═════ Extract to read ═════

Creamy Chicken with Noodles image

From Woodridge, New York, Donna Akerley explains, "One night I had a few chicken breasts thawed and a limited amount of time. I started tossing things together and was pleasantly surprised by this comforting combination. My family was thrilled and dinner was served in minutes."

Provided by Taste of Home

Categories     Dinner

Time 30m

Yield 6 servings.

Number Of Ingredients 13

8 ounces uncooked egg noodles
6 boneless skinless chicken breast halves (4 ounces each)

═════ Data provided ═════

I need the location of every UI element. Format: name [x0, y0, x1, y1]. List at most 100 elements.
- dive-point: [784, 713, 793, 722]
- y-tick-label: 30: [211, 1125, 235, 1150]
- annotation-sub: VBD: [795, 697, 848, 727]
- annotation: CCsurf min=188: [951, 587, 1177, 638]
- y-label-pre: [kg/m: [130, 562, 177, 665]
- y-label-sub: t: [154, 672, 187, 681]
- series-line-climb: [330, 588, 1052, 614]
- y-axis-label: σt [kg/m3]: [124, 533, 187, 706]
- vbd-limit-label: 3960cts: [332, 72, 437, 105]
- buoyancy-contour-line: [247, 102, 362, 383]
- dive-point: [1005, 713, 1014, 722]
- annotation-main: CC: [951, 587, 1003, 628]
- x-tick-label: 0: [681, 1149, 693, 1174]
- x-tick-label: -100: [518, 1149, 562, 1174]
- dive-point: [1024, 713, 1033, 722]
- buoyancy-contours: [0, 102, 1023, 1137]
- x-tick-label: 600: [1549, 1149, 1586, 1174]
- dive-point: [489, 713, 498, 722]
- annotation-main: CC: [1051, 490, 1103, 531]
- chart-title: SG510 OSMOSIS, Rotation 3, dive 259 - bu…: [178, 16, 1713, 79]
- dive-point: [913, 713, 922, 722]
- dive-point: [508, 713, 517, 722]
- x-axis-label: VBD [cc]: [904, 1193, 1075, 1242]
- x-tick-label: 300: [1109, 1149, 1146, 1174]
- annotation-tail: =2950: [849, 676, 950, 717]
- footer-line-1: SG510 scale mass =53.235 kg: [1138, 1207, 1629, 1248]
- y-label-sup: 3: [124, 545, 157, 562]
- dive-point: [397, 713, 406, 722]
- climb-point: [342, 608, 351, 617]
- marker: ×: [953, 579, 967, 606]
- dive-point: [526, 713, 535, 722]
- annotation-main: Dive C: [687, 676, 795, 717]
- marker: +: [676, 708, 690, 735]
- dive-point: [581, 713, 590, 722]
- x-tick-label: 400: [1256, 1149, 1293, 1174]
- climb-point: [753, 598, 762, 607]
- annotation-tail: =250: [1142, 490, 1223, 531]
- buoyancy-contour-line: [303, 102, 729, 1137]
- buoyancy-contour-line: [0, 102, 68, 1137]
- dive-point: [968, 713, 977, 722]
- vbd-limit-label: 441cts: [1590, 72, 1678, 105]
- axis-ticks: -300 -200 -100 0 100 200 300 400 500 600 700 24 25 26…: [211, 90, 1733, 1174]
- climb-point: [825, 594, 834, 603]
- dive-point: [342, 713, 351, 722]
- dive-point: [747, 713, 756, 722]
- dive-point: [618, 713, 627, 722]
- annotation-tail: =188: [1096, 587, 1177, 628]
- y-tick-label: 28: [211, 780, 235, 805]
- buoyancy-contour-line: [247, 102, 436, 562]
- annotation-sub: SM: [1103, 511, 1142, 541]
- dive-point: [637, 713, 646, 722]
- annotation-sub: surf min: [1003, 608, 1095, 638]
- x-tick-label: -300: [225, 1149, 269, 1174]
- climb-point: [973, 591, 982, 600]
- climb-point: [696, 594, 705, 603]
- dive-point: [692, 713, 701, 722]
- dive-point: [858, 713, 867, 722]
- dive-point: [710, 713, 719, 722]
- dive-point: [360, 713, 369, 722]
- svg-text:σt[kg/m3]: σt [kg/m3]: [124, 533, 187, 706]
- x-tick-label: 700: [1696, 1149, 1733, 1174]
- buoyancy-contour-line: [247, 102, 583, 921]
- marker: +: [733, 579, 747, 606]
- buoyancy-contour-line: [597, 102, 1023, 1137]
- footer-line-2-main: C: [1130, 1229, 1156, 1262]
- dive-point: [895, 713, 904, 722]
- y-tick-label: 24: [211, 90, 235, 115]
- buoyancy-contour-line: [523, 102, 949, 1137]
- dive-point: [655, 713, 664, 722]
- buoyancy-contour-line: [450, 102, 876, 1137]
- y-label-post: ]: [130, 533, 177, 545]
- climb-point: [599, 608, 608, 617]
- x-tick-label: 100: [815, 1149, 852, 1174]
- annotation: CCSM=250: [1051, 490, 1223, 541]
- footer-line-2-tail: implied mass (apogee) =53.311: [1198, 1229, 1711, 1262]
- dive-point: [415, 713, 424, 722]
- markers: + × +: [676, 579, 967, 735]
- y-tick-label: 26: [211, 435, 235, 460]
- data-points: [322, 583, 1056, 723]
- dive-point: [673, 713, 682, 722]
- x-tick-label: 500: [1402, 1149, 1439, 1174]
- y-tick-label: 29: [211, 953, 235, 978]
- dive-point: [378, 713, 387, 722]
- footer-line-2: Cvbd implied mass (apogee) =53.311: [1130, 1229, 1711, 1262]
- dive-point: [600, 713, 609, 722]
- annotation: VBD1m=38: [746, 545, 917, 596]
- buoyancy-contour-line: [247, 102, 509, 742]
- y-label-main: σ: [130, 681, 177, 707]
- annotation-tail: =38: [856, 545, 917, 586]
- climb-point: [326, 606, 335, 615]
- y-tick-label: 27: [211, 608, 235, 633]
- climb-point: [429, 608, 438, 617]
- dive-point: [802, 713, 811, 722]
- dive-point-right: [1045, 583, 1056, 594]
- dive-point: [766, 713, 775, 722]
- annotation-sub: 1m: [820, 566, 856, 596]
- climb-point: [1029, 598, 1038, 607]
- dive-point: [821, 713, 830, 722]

═════

- **Work to complete**
Rewrite everything in the creamy chicken recipe from "Provided by Taste" down to "(4 ounces each)", swapping "egg noodles" for "rice noodles". The listing has nothing to do with what's asked here.

- **Solution to this problem**
Provided by Taste of Home

Categories     Dinner

Time 30m

Yield 6 servings.

Number Of Ingredients 13

8 ounces uncooked rice noodles
6 boneless skinless chicken breast halves (4 ounces each)